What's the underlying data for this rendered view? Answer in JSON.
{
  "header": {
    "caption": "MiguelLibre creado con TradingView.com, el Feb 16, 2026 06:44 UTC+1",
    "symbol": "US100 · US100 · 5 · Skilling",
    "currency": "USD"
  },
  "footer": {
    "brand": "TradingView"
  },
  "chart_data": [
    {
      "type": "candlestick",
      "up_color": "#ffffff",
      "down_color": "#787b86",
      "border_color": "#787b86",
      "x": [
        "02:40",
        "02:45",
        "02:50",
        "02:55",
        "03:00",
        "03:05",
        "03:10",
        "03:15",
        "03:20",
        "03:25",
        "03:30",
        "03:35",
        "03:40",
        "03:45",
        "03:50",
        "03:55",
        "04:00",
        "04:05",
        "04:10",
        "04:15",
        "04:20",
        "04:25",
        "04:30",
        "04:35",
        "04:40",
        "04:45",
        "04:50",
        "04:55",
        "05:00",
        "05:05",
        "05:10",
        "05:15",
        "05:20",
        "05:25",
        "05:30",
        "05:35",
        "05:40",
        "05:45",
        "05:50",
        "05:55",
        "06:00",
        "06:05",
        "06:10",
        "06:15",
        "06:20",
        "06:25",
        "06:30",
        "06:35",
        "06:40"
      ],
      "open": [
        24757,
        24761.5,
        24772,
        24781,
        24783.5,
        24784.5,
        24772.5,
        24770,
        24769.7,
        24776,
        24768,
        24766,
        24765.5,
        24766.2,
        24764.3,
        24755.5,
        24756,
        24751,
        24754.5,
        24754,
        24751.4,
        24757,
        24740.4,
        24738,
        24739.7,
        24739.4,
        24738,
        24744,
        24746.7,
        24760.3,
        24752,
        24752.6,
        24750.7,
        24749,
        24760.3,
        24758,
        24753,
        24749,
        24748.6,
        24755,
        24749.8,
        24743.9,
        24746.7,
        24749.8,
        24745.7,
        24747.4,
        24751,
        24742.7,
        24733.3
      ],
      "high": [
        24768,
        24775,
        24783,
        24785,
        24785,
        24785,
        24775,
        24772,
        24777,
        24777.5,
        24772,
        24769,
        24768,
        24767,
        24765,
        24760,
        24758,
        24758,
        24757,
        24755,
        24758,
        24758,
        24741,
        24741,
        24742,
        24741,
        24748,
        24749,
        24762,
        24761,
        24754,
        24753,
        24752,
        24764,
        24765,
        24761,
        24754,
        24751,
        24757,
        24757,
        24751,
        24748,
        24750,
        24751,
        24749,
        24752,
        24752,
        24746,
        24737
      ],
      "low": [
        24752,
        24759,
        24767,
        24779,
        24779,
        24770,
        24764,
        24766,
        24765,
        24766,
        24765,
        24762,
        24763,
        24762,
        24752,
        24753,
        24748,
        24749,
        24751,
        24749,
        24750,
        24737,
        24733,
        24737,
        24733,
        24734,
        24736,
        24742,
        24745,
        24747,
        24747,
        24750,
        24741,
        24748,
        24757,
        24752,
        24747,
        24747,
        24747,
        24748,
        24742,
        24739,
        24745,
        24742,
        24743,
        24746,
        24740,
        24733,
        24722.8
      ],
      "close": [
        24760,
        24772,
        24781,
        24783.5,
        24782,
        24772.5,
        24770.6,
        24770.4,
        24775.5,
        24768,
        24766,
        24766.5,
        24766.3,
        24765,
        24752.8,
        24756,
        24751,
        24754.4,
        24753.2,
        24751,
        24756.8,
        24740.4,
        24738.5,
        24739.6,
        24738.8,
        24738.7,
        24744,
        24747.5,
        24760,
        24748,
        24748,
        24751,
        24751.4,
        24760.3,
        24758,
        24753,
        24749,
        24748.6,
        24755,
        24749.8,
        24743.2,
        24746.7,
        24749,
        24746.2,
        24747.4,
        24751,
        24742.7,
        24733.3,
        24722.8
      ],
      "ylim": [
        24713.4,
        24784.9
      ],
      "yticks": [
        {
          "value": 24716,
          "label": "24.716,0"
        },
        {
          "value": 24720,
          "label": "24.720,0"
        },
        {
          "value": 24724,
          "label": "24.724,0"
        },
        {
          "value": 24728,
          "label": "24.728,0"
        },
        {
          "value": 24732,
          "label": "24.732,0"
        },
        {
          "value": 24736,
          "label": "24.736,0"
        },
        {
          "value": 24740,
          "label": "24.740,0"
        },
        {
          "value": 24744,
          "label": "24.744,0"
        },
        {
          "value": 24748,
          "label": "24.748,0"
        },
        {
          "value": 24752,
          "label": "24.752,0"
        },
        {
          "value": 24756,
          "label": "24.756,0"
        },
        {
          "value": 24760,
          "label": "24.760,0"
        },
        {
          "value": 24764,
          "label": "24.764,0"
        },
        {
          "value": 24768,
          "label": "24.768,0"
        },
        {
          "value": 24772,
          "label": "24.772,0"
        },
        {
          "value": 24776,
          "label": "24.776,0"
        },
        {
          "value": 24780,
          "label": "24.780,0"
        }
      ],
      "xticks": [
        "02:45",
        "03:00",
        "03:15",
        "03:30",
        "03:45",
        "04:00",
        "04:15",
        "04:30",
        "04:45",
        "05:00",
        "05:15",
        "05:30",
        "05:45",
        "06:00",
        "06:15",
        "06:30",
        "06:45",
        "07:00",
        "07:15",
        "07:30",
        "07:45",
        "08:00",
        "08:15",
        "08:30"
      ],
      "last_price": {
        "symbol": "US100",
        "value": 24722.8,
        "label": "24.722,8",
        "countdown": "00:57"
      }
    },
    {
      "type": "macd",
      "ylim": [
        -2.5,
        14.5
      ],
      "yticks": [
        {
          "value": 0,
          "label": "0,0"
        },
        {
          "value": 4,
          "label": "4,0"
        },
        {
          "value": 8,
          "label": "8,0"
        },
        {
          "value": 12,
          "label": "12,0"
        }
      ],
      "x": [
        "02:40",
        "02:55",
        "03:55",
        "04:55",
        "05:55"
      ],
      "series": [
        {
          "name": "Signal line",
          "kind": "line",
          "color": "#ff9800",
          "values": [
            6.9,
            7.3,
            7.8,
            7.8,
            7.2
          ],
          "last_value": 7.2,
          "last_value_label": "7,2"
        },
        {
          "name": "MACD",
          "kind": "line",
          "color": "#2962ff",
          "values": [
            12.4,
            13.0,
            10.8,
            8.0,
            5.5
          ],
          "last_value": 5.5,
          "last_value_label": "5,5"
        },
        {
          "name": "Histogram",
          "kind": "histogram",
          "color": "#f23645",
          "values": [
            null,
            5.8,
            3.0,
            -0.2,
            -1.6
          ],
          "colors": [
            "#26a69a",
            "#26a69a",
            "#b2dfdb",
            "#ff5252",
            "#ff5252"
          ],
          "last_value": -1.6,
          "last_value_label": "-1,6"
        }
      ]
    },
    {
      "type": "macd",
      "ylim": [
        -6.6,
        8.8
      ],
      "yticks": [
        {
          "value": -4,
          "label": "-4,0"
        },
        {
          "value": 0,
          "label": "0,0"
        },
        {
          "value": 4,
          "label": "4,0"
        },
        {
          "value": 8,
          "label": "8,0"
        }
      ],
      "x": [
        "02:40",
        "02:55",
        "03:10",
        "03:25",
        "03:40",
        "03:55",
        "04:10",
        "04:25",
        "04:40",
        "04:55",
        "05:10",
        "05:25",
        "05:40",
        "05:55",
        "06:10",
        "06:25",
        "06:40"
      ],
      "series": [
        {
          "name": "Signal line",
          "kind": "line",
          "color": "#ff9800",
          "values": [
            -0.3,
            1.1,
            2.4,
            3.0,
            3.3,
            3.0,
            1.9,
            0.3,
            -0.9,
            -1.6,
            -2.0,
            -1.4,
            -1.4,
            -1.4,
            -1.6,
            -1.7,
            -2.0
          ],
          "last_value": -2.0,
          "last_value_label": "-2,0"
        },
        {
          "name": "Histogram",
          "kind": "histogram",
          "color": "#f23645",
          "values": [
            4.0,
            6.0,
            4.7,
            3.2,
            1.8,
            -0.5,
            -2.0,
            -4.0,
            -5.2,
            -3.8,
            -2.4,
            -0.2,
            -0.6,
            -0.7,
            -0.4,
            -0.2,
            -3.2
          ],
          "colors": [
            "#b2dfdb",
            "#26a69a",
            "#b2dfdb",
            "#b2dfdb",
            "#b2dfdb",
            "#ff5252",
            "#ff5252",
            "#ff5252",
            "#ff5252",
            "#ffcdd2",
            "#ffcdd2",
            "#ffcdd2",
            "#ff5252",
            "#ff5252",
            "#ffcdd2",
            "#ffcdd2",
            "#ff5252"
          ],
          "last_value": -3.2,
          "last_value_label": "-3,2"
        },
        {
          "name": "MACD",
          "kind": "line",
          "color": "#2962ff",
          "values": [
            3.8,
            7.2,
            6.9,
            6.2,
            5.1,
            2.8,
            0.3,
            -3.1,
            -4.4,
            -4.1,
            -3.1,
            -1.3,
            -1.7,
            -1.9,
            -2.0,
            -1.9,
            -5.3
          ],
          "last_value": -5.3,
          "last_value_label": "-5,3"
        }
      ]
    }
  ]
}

YOUR OBJECTIVE: For each line above that contains the word "TradingView", copy that line.

EXPECTED OUTPUT:
    "caption": "MiguelLibre creado con TradingView.com, el Feb 16, 2026 06:44 UTC+1",
    "brand": "TradingView"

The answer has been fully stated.